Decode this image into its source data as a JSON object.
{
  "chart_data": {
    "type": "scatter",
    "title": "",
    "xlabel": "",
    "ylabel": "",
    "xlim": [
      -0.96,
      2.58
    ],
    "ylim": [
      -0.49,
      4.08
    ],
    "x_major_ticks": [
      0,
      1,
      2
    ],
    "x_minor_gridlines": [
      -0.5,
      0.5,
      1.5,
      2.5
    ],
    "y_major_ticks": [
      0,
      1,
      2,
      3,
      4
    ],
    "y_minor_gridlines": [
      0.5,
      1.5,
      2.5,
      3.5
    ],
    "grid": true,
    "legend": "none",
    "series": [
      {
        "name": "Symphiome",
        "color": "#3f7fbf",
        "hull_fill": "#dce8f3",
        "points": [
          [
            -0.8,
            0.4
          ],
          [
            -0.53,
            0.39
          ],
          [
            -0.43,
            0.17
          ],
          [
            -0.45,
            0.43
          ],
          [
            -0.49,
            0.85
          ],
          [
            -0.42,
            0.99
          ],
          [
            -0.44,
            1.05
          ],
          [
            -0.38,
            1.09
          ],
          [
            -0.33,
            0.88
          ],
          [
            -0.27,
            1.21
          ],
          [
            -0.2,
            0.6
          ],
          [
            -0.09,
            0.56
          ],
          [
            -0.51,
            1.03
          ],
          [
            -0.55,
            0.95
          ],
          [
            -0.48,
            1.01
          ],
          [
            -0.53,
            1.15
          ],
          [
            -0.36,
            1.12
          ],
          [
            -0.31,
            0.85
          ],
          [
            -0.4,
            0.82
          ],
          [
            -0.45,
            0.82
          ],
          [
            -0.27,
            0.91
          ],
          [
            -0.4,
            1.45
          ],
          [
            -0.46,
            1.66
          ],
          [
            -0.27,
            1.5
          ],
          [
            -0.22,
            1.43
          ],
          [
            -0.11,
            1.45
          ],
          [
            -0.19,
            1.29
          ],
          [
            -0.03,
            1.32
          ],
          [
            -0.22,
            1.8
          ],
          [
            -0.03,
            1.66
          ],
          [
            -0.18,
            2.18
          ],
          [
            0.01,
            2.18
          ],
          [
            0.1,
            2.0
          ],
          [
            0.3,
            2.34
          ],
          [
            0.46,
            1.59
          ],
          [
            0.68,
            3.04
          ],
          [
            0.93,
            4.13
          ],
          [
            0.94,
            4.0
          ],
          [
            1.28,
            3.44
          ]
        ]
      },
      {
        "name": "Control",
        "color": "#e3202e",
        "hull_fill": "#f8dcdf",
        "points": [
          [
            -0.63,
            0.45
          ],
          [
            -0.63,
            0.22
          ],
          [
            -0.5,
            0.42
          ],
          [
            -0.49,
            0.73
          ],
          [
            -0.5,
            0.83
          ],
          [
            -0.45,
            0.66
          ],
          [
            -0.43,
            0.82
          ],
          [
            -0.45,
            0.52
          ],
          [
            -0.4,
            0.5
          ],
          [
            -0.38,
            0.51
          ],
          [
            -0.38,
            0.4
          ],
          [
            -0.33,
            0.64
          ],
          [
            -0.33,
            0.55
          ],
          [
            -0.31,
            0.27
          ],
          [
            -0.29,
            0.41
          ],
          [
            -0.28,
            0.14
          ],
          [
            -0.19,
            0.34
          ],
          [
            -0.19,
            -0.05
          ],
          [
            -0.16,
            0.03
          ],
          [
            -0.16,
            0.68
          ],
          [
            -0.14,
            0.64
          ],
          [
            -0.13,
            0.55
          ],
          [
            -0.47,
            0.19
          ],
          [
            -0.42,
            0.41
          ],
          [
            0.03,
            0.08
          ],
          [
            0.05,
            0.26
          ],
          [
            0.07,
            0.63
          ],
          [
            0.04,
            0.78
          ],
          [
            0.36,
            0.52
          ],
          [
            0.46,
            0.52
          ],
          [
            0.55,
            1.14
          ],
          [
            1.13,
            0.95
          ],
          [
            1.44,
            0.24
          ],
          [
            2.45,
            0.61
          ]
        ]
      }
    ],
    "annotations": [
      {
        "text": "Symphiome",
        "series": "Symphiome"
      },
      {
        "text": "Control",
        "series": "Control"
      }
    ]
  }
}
──────────
Exercise description: Write out each line of the data above again, exactly as given.

Reply to the exercise:
Decode this image into its source data as a JSON object.
{
  "chart_data": {
    "type": "scatter",
    "title": "",
    "xlabel": "",
    "ylabel": "",
    "xlim": [
      -0.96,
      2.58
    ],
    "ylim": [
      -0.49,
      4.08
    ],
    "x_major_ticks": [
      0,
      1,
      2
    ],
    "x_minor_gridlines": [
      -0.5,
      0.5,
      1.5,
      2.5
    ],
    "y_major_ticks": [
      0,
      1,
      2,
      3,
      4
    ],
    "y_minor_gridlines": [
      0.5,
      1.5,
      2.5,
      3.5
    ],
    "grid": true,
    "legend": "none",
    "series": [
      {
        "name": "Symphiome",
        "color": "#3f7fbf",
        "hull_fill": "#dce8f3",
        "points": [
          [
            -0.8,
            0.4
          ],
          [
            -0.53,
            0.39
          ],
          [
            -0.43,
            0.17
          ],
          [
            -0.45,
            0.43
          ],
          [
            -0.49,
            0.85
          ],
          [
            -0.42,
            0.99
          ],
          [
            -0.44,
            1.05
          ],
          [
            -0.38,
            1.09
          ],
          [
            -0.33,
            0.88
          ],
          [
            -0.27,
            1.21
          ],
          [
            -0.2,
            0.6
          ],
          [
            -0.09,
            0.56
          ],
          [
            -0.51,
            1.03
          ],
          [
            -0.55,
            0.95
          ],
          [
            -0.48,
            1.01
          ],
          [
            -0.53,
            1.15
          ],
          [
            -0.36,
            1.12
          ],
          [
            -0.31,
            0.85
          ],
          [
            -0.4,
            0.82
          ],
          [
            -0.45,
            0.82
          ],
          [
            -0.27,
            0.91
          ],
          [
            -0.4,
            1.45
          ],
          [
            -0.46,
            1.66
          ],
          [
            -0.27,
            1.5
          ],
          [
            -0.22,
            1.43
          ],
          [
            -0.11,
            1.45
          ],
          [
            -0.19,
            1.29
          ],
          [
            -0.03,
            1.32
          ],
          [
            -0.22,
            1.8
          ],
          [
            -0.03,
            1.66
          ],
          [
            -0.18,
            2.18
          ],
          [
            0.01,
            2.18
          ],
          [
            0.1,
            2.0
          ],
          [
            0.3,
            2.34
          ],
          [
            0.46,
            1.59
          ],
          [
            0.68,
            3.04
          ],
          [
            0.93,
            4.13
          ],
          [
            0.94,
            4.0
          ],
          [
            1.28,
            3.44
          ]
        ]
      },
      {
        "name": "Control",
        "color": "#e3202e",
        "hull_fill": "#f8dcdf",
        "points": [
          [
            -0.63,
            0.45
          ],
          [
            -0.63,
            0.22
          ],
          [
            -0.5,
            0.42
          ],
          [
            -0.49,
            0.73
          ],
          [
            -0.5,
            0.83
          ],
          [
            -0.45,
            0.66
          ],
          [
            -0.43,
            0.82
          ],
          [
            -0.45,
            0.52
          ],
          [
            -0.4,
            0.5
          ],
          [
            -0.38,
            0.51
          ],
          [
            -0.38,
            0.4
          ],
          [
            -0.33,
            0.64
          ],
          [
            -0.33,
            0.55
          ],
          [
            -0.31,
            0.27
          ],
          [
            -0.29,
            0.41
          ],
          [
            -0.28,
            0.14
          ],
          [
            -0.19,
            0.34
          ],
          [
            -0.19,
            -0.05
          ],
          [
            -0.16,
            0.03
          ],
          [
            -0.16,
            0.68
          ],
          [
            -0.14,
            0.64
          ],
          [
            -0.13,
            0.55
          ],
          [
            -0.47,
            0.19
          ],
          [
            -0.42,
            0.41
          ],
          [
            0.03,
            0.08
          ],
          [
            0.05,
            0.26
          ],
          [
            0.07,
            0.63
          ],
          [
            0.04,
            0.78
          ],
          [
            0.36,
            0.52
          ],
          [
            0.46,
            0.52
          ],
          [
            0.55,
            1.14
          ],
          [
            1.13,
            0.95
          ],
          [
            1.44,
            0.24
          ],
          [
            2.45,
            0.61
          ]
        ]
      }
    ],
    "annotations": [
      {
        "text": "Symphiome",
        "series": "Symphiome"
      },
      {
        "text": "Control",
        "series": "Control"
      }
    ]
  }
}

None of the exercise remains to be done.